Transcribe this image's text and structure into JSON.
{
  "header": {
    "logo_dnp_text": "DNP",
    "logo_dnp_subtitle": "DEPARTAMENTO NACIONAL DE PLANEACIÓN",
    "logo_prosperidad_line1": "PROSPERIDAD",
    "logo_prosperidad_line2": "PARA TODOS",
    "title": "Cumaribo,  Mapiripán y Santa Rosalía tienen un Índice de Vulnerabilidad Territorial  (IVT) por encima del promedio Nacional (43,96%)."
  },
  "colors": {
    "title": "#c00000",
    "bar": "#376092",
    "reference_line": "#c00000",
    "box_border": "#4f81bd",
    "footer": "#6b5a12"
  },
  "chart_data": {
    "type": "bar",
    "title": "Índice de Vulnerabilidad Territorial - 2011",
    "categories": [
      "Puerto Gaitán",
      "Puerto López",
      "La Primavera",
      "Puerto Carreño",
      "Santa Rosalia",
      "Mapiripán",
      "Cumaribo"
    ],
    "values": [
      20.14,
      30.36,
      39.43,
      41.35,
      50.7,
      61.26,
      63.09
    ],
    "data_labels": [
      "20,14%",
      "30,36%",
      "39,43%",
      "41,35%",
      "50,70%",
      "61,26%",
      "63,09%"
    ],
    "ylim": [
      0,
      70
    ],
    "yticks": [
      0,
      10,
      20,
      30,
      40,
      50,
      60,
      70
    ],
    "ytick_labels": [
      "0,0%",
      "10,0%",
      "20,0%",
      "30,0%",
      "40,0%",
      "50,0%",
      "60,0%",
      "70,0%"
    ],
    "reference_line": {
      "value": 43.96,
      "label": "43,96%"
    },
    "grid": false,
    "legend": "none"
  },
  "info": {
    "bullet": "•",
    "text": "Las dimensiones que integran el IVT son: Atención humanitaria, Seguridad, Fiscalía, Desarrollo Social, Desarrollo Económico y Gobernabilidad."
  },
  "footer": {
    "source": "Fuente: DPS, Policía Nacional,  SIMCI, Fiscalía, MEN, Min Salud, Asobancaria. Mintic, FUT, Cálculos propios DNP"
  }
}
***
_CHALLENGE_. Check each line of the entries for the string "Territorial". Copy the lines that have it.

_SOLUTION TO THE EXERCISE_.
    "title": "Cumaribo,  Mapiripán y Santa Rosalía tienen un Índice de Vulnerabilidad Territorial  (IVT) por encima del promedio Nacional (43,96%)."
    "title": "Índice de Vulnerabilidad Territorial - 2011",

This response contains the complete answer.